▶ **To be done**
Copy out each line exactly; pictures stay out of the copy.

▶ **Task input**
------------------------------------------------

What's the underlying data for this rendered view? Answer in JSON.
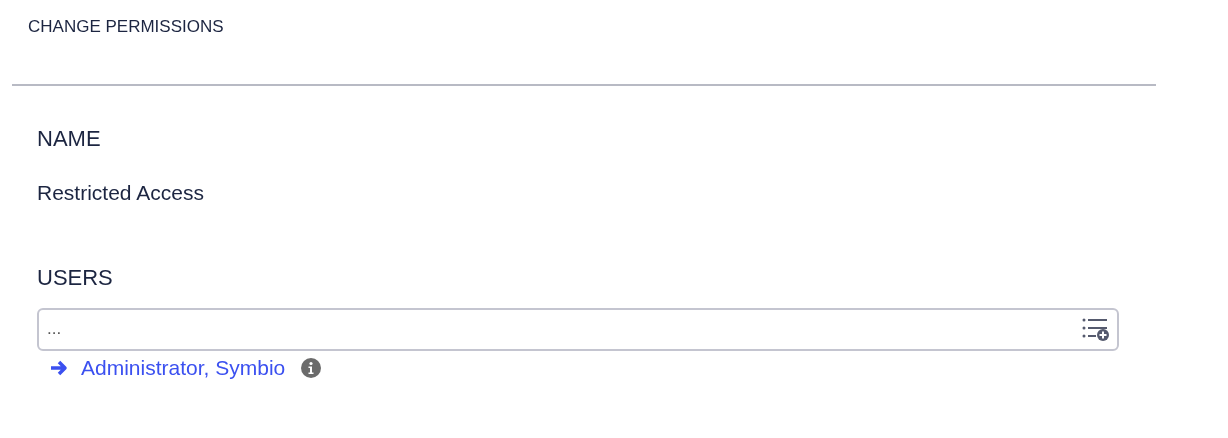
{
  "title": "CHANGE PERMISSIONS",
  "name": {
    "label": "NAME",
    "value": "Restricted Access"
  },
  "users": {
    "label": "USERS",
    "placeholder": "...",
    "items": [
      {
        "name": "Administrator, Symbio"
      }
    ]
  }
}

------------------------------------------------

▶ **Exercise solution**
What's the underlying data for this rendered view? Answer in JSON.
{
  "title": "CHANGE PERMISSIONS",
  "name": {
    "label": "NAME",
    "value": "Restricted Access"
  },
  "users": {
    "label": "USERS",
    "placeholder": "...",
    "items": [
      {
        "name": "Administrator, Symbio"
      }
    ]
  }
}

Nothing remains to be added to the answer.